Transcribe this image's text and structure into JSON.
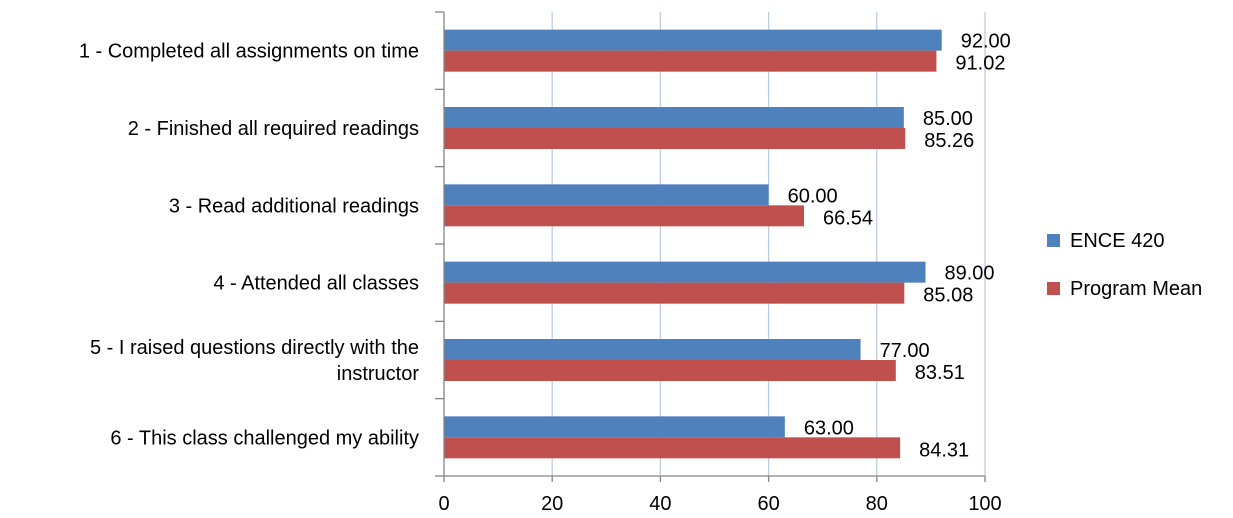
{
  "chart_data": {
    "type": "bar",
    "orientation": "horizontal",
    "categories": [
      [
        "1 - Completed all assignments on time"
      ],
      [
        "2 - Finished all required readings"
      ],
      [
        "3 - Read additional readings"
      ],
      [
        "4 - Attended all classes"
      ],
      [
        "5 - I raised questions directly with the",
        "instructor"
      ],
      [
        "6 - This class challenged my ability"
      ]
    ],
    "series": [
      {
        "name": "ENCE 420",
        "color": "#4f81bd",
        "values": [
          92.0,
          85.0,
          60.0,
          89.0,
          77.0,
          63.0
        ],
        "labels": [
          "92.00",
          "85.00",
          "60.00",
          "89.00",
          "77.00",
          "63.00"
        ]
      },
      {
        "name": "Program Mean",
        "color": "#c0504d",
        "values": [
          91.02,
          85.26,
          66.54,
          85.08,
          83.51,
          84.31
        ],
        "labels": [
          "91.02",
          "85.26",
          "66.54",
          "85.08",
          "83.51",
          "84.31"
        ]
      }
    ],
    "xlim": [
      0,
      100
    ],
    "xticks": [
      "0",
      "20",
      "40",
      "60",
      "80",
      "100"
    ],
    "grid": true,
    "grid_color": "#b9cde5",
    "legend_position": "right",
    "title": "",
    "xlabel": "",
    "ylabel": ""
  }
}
□ □ □
» **What needs to be done**: Return the records exactly. Don't carry the pictures over.

» **Result**:
Transcribe this image's text and structure into JSON.
{
  "chart_data": {
    "type": "bar",
    "orientation": "horizontal",
    "categories": [
      [
        "1 - Completed all assignments on time"
      ],
      [
        "2 - Finished all required readings"
      ],
      [
        "3 - Read additional readings"
      ],
      [
        "4 - Attended all classes"
      ],
      [
        "5 - I raised questions directly with the",
        "instructor"
      ],
      [
        "6 - This class challenged my ability"
      ]
    ],
    "series": [
      {
        "name": "ENCE 420",
        "color": "#4f81bd",
        "values": [
          92.0,
          85.0,
          60.0,
          89.0,
          77.0,
          63.0
        ],
        "labels": [
          "92.00",
          "85.00",
          "60.00",
          "89.00",
          "77.00",
          "63.00"
        ]
      },
      {
        "name": "Program Mean",
        "color": "#c0504d",
        "values": [
          91.02,
          85.26,
          66.54,
          85.08,
          83.51,
          84.31
        ],
        "labels": [
          "91.02",
          "85.26",
          "66.54",
          "85.08",
          "83.51",
          "84.31"
        ]
      }
    ],
    "xlim": [
      0,
      100
    ],
    "xticks": [
      "0",
      "20",
      "40",
      "60",
      "80",
      "100"
    ],
    "grid": true,
    "grid_color": "#b9cde5",
    "legend_position": "right",
    "title": "",
    "xlabel": "",
    "ylabel": ""
  }
}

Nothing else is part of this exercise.